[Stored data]
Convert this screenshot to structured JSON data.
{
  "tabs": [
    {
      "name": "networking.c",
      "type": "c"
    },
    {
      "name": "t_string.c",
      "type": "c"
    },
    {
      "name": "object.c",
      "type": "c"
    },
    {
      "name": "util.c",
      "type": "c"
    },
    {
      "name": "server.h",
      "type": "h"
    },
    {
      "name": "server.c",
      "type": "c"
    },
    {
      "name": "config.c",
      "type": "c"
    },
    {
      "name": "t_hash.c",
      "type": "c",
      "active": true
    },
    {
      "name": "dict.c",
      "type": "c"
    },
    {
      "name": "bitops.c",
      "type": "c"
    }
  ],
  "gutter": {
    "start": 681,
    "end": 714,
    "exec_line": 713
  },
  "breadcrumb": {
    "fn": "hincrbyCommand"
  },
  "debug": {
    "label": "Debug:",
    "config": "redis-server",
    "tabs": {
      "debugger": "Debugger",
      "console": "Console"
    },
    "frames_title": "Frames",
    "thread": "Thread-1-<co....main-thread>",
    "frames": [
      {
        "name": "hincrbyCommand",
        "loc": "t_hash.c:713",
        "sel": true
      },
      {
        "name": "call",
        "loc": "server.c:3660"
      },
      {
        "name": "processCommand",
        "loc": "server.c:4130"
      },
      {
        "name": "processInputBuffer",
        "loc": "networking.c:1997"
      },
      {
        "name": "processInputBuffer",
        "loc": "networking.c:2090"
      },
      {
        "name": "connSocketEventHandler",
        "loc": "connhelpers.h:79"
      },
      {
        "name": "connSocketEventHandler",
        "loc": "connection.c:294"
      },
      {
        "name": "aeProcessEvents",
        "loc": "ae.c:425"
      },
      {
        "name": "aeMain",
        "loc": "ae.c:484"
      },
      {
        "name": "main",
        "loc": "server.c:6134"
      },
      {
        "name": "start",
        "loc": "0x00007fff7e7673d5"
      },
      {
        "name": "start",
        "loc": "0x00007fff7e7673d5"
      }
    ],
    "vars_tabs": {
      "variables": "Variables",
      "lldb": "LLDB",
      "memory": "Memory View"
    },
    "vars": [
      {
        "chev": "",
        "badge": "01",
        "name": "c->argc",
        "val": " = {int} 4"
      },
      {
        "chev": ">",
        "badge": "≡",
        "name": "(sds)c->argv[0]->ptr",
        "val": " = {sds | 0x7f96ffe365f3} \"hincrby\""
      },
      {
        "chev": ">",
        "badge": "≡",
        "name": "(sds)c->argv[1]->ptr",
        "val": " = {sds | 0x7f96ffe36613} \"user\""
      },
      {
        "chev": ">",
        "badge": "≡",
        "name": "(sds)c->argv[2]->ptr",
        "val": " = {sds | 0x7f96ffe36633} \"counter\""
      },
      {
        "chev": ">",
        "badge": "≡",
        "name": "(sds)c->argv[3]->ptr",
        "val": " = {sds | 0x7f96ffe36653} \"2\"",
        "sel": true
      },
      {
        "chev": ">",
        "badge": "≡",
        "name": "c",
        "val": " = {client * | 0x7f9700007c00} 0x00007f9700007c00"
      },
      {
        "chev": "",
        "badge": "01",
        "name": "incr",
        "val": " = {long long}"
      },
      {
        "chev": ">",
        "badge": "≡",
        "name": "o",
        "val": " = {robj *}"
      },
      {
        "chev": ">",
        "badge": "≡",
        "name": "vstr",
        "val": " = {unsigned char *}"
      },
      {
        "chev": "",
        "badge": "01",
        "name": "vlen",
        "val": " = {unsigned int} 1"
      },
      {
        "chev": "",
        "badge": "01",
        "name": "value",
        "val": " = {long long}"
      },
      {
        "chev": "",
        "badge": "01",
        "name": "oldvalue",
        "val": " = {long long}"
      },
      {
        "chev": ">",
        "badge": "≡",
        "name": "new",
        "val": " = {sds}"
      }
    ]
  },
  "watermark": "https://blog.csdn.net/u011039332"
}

## [What is required]
Go through the entries and repeat each one exactly.

## [Complete response]
Convert this screenshot to structured JSON data.
{
  "tabs": [
    {
      "name": "networking.c",
      "type": "c"
    },
    {
      "name": "t_string.c",
      "type": "c"
    },
    {
      "name": "object.c",
      "type": "c"
    },
    {
      "name": "util.c",
      "type": "c"
    },
    {
      "name": "server.h",
      "type": "h"
    },
    {
      "name": "server.c",
      "type": "c"
    },
    {
      "name": "config.c",
      "type": "c"
    },
    {
      "name": "t_hash.c",
      "type": "c",
      "active": true
    },
    {
      "name": "dict.c",
      "type": "c"
    },
    {
      "name": "bitops.c",
      "type": "c"
    }
  ],
  "gutter": {
    "start": 681,
    "end": 714,
    "exec_line": 713
  },
  "breadcrumb": {
    "fn": "hincrbyCommand"
  },
  "debug": {
    "label": "Debug:",
    "config": "redis-server",
    "tabs": {
      "debugger": "Debugger",
      "console": "Console"
    },
    "frames_title": "Frames",
    "thread": "Thread-1-<co....main-thread>",
    "frames": [
      {
        "name": "hincrbyCommand",
        "loc": "t_hash.c:713",
        "sel": true
      },
      {
        "name": "call",
        "loc": "server.c:3660"
      },
      {
        "name": "processCommand",
        "loc": "server.c:4130"
      },
      {
        "name": "processInputBuffer",
        "loc": "networking.c:1997"
      },
      {
        "name": "processInputBuffer",
        "loc": "networking.c:2090"
      },
      {
        "name": "connSocketEventHandler",
        "loc": "connhelpers.h:79"
      },
      {
        "name": "connSocketEventHandler",
        "loc": "connection.c:294"
      },
      {
        "name": "aeProcessEvents",
        "loc": "ae.c:425"
      },
      {
        "name": "aeMain",
        "loc": "ae.c:484"
      },
      {
        "name": "main",
        "loc": "server.c:6134"
      },
      {
        "name": "start",
        "loc": "0x00007fff7e7673d5"
      },
      {
        "name": "start",
        "loc": "0x00007fff7e7673d5"
      }
    ],
    "vars_tabs": {
      "variables": "Variables",
      "lldb": "LLDB",
      "memory": "Memory View"
    },
    "vars": [
      {
        "chev": "",
        "badge": "01",
        "name": "c->argc",
        "val": " = {int} 4"
      },
      {
        "chev": ">",
        "badge": "≡",
        "name": "(sds)c->argv[0]->ptr",
        "val": " = {sds | 0x7f96ffe365f3} \"hincrby\""
      },
      {
        "chev": ">",
        "badge": "≡",
        "name": "(sds)c->argv[1]->ptr",
        "val": " = {sds | 0x7f96ffe36613} \"user\""
      },
      {
        "chev": ">",
        "badge": "≡",
        "name": "(sds)c->argv[2]->ptr",
        "val": " = {sds | 0x7f96ffe36633} \"counter\""
      },
      {
        "chev": ">",
        "badge": "≡",
        "name": "(sds)c->argv[3]->ptr",
        "val": " = {sds | 0x7f96ffe36653} \"2\"",
        "sel": true
      },
      {
        "chev": ">",
        "badge": "≡",
        "name": "c",
        "val": " = {client * | 0x7f9700007c00} 0x00007f9700007c00"
      },
      {
        "chev": "",
        "badge": "01",
        "name": "incr",
        "val": " = {long long}"
      },
      {
        "chev": ">",
        "badge": "≡",
        "name": "o",
        "val": " = {robj *}"
      },
      {
        "chev": ">",
        "badge": "≡",
        "name": "vstr",
        "val": " = {unsigned char *}"
      },
      {
        "chev": "",
        "badge": "01",
        "name": "vlen",
        "val": " = {unsigned int} 1"
      },
      {
        "chev": "",
        "badge": "01",
        "name": "value",
        "val": " = {long long}"
      },
      {
        "chev": "",
        "badge": "01",
        "name": "oldvalue",
        "val": " = {long long}"
      },
      {
        "chev": ">",
        "badge": "≡",
        "name": "new",
        "val": " = {sds}"
      }
    ]
  },
  "watermark": "https://blog.csdn.net/u011039332"
}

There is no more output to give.